- TASK INSTRUCTIONS: Read through the records below and copy each line that uses the word "détection".

- MATERIALS PROVIDED:
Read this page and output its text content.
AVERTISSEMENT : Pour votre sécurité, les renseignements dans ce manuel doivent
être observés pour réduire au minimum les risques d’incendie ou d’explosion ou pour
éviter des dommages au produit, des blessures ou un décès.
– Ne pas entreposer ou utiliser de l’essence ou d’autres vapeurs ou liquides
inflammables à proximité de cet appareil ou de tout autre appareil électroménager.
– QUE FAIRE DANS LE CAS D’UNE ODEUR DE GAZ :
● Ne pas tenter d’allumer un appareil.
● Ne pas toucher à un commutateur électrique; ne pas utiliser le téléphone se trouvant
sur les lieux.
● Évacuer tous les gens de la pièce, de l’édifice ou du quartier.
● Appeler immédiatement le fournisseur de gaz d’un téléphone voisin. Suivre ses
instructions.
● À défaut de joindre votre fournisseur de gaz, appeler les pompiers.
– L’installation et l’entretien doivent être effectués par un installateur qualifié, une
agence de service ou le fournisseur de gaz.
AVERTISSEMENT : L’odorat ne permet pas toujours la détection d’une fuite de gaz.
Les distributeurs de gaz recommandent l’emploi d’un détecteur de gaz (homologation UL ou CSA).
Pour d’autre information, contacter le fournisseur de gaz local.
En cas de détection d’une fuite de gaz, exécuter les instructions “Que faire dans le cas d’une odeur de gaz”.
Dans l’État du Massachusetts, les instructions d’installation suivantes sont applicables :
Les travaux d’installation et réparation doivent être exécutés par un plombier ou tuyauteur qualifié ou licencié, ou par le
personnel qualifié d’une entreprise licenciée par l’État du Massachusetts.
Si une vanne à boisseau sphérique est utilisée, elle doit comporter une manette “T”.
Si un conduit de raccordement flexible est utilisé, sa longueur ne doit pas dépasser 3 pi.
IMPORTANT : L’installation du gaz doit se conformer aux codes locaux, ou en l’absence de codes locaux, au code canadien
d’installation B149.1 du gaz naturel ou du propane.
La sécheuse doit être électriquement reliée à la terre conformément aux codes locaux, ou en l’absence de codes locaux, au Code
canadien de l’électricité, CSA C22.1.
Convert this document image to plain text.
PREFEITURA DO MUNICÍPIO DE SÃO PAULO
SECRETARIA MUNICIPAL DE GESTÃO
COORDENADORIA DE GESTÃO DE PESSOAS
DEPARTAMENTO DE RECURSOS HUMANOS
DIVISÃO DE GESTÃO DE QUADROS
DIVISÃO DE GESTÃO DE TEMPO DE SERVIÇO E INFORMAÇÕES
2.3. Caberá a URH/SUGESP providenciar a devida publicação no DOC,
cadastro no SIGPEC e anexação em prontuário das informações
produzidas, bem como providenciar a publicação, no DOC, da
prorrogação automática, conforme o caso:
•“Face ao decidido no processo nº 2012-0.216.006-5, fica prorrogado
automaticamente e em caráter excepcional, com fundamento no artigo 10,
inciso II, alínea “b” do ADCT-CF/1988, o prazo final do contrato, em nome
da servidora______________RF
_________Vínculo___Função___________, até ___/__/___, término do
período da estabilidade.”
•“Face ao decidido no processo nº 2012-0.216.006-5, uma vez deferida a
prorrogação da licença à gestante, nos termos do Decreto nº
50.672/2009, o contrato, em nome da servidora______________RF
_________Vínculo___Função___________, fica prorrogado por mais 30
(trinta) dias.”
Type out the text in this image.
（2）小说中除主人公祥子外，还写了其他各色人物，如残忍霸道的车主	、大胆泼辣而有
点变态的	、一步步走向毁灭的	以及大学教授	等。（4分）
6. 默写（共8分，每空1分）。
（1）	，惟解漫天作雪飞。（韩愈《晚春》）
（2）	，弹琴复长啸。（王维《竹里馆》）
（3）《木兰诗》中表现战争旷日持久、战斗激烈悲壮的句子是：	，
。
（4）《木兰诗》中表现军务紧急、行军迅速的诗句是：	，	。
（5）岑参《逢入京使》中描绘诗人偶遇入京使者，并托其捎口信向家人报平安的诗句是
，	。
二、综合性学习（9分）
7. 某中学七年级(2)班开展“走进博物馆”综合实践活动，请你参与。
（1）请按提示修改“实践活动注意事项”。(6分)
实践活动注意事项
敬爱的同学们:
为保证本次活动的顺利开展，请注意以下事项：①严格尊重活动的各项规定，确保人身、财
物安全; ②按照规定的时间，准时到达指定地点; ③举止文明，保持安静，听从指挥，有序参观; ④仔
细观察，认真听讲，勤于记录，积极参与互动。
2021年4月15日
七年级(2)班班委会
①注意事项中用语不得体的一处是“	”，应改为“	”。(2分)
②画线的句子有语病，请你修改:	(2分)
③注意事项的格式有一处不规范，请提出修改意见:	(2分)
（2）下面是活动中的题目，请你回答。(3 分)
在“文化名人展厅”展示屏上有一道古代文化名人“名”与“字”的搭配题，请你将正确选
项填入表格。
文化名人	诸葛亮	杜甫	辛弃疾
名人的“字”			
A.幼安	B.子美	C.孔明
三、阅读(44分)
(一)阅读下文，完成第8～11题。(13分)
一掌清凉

- TASK RESULT:
AVERTISSEMENT : L’odorat ne permet pas toujours la détection d’une fuite de gaz.
En cas de détection d’une fuite de gaz, exécuter les instructions “Que faire dans le cas d’une odeur de gaz”.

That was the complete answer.